__Exercise details__
Copy, from the entries below, each line in which the string "Water" appears.

** START Input rows **

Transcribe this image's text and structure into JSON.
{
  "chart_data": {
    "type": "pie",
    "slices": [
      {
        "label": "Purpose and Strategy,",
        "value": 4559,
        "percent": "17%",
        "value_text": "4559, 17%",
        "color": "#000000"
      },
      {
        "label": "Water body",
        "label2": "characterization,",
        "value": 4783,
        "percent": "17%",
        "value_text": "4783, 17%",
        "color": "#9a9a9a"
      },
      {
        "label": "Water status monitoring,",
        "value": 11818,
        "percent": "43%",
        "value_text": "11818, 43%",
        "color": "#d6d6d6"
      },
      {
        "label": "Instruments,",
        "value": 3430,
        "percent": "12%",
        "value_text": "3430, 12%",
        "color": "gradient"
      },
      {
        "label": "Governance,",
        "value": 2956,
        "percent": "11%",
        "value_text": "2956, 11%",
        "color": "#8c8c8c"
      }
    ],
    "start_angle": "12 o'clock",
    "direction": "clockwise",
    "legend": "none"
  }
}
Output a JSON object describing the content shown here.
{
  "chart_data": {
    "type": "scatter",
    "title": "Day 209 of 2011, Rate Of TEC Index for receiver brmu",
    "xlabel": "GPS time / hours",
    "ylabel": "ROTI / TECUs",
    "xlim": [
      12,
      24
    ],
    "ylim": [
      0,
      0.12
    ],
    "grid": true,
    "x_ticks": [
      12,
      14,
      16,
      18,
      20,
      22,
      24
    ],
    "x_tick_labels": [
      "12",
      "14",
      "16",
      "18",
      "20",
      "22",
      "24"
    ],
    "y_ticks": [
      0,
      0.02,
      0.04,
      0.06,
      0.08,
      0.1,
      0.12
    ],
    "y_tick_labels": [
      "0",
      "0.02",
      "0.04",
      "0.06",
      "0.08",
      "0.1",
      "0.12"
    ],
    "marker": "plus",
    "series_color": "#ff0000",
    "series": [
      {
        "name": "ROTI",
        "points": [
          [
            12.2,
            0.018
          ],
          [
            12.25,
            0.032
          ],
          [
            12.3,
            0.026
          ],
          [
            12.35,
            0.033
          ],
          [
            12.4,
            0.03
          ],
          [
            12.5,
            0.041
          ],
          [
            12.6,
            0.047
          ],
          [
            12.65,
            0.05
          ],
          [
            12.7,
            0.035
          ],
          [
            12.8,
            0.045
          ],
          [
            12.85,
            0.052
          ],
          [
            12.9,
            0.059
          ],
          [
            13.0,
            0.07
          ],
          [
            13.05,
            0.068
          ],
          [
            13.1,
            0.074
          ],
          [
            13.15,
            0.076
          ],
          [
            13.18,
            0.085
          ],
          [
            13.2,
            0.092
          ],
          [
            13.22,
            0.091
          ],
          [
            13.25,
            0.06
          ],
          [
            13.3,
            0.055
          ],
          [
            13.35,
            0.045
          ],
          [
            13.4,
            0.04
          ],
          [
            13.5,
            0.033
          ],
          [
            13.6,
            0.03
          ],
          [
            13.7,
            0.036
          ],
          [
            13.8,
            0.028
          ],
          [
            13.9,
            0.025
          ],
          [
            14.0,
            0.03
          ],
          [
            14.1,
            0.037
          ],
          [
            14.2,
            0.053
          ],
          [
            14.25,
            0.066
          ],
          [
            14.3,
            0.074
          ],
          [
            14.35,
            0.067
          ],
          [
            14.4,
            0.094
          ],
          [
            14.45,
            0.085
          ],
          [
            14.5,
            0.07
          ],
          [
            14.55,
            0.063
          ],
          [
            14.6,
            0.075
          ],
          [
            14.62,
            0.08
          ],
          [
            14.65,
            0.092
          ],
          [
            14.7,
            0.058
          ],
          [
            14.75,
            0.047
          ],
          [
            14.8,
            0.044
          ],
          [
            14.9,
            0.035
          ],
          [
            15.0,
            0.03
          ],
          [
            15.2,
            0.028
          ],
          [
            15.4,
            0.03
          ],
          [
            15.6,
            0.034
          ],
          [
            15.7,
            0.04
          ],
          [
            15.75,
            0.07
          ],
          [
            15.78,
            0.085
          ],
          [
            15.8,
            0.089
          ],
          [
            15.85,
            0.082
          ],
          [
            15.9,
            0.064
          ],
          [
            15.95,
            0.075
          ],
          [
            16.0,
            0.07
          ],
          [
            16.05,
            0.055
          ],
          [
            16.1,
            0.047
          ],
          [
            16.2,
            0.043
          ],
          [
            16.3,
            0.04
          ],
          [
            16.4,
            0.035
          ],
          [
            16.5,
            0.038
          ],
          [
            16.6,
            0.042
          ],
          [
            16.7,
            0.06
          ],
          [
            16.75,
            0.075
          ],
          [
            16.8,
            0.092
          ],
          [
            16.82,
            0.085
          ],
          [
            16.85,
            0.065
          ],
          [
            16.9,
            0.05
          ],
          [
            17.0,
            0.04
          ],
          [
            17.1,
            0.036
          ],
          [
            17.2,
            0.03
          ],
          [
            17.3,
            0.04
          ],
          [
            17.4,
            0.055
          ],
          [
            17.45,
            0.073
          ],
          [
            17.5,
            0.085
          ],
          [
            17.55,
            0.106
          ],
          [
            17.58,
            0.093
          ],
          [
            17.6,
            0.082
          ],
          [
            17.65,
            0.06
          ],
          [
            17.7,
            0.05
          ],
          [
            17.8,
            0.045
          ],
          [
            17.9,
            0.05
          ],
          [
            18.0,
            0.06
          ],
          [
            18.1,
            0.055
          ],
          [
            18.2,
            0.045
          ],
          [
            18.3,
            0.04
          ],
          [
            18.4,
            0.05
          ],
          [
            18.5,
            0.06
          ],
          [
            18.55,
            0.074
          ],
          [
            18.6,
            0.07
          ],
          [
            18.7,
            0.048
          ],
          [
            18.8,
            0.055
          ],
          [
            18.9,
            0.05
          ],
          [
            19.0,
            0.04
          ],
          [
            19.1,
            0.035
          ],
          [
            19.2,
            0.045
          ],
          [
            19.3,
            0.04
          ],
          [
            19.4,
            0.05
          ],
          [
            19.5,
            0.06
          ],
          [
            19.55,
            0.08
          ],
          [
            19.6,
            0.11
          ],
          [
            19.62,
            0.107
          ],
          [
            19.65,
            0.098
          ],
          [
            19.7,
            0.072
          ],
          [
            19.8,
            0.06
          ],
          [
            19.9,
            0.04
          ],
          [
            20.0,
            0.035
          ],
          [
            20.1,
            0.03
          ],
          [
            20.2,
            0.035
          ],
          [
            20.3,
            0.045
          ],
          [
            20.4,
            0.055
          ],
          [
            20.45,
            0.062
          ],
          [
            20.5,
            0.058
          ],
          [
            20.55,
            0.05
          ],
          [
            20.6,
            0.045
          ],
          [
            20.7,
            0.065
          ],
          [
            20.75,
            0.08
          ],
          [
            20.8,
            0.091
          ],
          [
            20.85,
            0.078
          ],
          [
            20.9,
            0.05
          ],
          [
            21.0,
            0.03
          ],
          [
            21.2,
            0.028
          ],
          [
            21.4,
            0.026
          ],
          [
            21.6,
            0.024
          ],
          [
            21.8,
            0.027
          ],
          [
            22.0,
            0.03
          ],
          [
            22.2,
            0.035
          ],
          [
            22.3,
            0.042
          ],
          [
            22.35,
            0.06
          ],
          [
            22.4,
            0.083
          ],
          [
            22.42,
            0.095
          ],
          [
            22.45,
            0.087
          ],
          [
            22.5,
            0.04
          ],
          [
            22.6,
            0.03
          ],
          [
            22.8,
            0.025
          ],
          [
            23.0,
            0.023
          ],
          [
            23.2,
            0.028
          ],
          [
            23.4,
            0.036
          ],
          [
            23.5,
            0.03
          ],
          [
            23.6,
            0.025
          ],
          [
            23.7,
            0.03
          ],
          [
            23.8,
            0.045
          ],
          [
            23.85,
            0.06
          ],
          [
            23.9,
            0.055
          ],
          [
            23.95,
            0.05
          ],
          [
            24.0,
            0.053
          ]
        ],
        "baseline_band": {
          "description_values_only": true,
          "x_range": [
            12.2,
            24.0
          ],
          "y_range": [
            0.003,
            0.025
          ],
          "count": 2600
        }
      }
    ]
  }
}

** END Input rows **

__The response__
        "label": "Water body",
        "label": "Water status monitoring,",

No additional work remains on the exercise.